◆ Directions
Using the data below, copy each line that includes the word "الدين".

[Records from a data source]
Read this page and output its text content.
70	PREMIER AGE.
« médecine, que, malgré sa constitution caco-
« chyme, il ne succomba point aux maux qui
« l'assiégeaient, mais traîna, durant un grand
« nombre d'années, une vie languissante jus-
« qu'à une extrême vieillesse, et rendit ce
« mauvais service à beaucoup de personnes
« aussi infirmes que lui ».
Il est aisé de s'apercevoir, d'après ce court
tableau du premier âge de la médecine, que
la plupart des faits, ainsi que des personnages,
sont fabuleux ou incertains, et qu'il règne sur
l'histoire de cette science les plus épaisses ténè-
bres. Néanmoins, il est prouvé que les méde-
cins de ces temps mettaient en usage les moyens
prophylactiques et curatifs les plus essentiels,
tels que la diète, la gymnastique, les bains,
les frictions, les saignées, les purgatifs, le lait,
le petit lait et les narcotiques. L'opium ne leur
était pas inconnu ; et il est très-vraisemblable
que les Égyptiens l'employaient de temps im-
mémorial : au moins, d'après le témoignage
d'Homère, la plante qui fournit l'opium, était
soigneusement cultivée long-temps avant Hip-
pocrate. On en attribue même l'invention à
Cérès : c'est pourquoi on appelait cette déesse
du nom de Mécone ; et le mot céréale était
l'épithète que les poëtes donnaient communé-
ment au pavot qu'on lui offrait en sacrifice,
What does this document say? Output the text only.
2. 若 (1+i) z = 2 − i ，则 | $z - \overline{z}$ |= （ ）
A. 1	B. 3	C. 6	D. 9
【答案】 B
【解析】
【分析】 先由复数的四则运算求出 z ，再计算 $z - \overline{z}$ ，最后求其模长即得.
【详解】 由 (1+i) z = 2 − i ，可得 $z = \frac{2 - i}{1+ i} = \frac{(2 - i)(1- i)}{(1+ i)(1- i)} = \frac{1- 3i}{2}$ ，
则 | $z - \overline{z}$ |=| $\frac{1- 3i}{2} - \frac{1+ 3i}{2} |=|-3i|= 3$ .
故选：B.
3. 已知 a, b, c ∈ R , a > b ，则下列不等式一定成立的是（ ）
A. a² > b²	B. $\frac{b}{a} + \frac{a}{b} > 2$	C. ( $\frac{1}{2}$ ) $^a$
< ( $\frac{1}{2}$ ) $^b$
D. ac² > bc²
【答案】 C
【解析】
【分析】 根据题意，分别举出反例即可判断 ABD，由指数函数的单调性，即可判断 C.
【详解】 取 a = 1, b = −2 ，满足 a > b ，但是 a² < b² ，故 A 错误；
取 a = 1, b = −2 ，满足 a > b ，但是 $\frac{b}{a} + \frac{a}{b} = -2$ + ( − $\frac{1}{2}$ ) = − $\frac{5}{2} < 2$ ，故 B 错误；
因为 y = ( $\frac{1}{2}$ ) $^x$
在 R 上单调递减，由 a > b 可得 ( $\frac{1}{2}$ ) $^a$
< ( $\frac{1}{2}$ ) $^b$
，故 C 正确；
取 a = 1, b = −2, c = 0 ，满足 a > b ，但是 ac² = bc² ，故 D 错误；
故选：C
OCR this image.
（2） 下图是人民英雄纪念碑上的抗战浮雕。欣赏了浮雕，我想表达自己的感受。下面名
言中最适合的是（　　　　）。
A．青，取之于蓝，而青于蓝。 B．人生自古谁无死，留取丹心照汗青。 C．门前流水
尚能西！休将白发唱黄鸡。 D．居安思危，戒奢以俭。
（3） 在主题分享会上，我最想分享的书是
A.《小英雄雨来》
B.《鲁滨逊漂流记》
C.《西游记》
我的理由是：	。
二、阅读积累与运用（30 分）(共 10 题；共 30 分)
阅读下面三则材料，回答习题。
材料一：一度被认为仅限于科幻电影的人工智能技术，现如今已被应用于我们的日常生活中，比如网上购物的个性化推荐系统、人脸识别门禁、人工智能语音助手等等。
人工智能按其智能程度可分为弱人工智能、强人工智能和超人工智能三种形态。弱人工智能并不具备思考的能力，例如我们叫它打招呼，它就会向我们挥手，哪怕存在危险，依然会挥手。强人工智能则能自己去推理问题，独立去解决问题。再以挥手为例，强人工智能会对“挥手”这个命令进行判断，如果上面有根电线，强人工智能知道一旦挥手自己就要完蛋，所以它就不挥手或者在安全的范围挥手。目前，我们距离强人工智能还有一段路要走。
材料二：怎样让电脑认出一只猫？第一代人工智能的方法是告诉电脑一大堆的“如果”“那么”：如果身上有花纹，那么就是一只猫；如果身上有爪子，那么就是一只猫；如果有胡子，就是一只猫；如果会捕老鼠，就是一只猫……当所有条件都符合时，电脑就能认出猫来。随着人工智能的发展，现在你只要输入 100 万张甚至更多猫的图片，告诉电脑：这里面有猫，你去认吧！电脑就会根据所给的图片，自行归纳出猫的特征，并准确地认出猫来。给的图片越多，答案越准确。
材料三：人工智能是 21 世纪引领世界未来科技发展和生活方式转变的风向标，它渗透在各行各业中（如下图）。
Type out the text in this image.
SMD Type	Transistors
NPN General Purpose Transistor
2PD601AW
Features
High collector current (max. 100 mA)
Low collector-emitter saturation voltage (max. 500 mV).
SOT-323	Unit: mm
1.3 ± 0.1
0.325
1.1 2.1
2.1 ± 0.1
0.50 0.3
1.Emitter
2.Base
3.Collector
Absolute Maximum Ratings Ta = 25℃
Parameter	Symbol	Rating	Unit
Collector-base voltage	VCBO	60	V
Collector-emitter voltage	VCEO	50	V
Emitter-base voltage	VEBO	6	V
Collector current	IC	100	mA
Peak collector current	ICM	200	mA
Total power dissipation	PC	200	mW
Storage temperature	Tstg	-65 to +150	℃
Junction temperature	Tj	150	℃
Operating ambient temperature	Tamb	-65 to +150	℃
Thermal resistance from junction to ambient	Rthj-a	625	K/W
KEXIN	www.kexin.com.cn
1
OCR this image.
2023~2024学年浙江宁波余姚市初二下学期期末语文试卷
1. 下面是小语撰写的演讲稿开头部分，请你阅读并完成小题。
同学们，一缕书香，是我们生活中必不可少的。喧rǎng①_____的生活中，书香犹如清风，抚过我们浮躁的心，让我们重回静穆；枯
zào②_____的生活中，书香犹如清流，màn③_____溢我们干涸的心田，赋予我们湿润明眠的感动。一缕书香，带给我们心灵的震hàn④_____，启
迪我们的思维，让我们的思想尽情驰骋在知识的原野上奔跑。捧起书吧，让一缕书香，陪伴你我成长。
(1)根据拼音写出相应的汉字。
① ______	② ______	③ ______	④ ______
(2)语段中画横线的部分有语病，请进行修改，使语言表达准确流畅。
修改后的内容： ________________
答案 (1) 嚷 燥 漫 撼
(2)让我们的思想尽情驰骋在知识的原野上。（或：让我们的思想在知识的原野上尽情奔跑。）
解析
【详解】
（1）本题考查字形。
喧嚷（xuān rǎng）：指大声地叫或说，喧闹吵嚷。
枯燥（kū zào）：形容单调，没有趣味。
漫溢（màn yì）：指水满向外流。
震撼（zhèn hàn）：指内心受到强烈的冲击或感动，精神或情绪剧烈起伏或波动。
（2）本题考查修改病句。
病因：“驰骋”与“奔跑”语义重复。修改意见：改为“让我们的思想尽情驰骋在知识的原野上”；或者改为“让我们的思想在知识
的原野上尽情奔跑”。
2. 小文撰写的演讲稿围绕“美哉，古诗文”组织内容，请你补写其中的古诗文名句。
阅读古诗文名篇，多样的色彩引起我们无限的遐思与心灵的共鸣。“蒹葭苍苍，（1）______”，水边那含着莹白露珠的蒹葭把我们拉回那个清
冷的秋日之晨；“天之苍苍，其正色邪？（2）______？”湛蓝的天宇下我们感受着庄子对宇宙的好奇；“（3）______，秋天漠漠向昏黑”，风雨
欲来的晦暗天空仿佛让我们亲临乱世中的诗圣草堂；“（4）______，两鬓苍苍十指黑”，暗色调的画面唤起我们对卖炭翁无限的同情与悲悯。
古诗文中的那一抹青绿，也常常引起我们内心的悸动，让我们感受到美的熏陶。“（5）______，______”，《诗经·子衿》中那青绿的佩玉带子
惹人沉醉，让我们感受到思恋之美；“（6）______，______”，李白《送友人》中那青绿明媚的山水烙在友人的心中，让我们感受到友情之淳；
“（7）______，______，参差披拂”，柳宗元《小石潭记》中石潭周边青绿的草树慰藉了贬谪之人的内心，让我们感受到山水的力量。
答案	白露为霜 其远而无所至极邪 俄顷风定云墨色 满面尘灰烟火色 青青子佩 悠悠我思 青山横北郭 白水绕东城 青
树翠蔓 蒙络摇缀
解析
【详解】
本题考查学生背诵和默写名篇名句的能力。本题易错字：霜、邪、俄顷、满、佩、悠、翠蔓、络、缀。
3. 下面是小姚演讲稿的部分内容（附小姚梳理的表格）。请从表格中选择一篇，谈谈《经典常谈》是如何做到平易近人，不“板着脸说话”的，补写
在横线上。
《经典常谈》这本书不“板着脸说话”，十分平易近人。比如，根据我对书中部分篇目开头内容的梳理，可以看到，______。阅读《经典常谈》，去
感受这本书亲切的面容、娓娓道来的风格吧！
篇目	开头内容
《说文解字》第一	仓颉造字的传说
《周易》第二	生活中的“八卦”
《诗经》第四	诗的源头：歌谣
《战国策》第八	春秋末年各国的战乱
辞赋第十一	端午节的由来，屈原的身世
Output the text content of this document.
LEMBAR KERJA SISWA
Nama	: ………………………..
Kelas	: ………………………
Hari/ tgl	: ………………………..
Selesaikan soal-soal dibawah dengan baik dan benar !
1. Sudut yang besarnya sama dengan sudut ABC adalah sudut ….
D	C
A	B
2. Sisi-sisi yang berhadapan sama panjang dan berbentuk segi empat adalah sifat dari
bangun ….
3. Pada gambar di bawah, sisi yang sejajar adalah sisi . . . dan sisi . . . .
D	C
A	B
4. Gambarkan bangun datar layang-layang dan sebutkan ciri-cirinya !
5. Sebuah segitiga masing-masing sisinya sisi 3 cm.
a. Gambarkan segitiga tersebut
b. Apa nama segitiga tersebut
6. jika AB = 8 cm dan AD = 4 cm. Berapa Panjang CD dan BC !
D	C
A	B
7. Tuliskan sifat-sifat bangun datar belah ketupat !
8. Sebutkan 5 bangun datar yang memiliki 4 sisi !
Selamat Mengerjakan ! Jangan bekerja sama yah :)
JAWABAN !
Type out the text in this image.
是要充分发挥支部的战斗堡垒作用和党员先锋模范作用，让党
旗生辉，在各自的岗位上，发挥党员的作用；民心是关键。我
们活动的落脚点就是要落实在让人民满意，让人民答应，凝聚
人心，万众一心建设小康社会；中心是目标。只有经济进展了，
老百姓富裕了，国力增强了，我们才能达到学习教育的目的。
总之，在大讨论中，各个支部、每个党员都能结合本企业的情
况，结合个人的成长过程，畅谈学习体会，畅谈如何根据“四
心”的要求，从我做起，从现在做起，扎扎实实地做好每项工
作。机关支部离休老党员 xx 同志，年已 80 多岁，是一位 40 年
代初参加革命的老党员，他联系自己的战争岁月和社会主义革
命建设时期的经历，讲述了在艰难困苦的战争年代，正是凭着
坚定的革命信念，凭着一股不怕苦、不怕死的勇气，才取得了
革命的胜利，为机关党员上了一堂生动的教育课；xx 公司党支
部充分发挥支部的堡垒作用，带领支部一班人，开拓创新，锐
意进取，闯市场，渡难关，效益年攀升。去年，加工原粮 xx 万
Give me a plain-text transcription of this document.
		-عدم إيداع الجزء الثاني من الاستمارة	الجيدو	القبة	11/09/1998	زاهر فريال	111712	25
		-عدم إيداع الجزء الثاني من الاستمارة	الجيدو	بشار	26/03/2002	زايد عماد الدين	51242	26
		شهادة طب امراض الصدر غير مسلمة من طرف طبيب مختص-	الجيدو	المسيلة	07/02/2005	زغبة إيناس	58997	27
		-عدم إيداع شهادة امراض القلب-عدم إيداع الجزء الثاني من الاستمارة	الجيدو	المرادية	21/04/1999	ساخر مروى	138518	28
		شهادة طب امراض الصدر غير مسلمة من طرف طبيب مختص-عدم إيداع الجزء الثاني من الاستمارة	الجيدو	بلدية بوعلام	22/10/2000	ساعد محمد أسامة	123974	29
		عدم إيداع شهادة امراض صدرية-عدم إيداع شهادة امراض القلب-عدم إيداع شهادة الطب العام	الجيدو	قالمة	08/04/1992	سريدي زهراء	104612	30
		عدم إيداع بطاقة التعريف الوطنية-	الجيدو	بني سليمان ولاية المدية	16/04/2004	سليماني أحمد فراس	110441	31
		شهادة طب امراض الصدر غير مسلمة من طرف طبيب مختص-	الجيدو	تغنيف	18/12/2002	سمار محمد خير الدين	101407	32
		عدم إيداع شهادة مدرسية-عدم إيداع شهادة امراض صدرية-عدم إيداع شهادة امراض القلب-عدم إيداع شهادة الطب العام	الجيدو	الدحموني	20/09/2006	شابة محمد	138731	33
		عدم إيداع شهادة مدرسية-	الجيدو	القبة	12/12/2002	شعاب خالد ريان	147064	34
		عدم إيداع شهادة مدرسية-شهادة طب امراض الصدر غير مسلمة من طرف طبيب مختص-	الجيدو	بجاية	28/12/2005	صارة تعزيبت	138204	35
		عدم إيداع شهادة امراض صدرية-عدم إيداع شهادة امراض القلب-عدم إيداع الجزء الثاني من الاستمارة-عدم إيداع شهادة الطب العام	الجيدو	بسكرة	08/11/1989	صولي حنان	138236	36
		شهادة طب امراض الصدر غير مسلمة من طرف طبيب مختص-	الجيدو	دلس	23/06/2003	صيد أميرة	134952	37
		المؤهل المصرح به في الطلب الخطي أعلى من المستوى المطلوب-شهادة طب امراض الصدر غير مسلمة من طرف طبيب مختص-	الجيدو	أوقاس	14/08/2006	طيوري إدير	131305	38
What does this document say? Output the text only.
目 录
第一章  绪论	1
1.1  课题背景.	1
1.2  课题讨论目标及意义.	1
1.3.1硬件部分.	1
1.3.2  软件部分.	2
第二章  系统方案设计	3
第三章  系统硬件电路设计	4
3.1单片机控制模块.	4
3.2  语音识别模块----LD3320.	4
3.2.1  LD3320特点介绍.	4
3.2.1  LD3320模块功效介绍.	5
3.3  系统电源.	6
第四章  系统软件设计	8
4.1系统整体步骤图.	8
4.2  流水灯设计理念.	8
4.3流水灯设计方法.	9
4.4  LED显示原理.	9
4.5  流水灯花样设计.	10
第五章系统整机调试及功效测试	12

◆ Answer for the task
		-عدم إيداع الجزء الثاني من الاستمارة	الجيدو	بشار	26/03/2002	زايد عماد الدين	51242	26
		شهادة طب امراض الصدر غير مسلمة من طرف طبيب مختص-	الجيدو	تغنيف	18/12/2002	سمار محمد خير الدين	101407	32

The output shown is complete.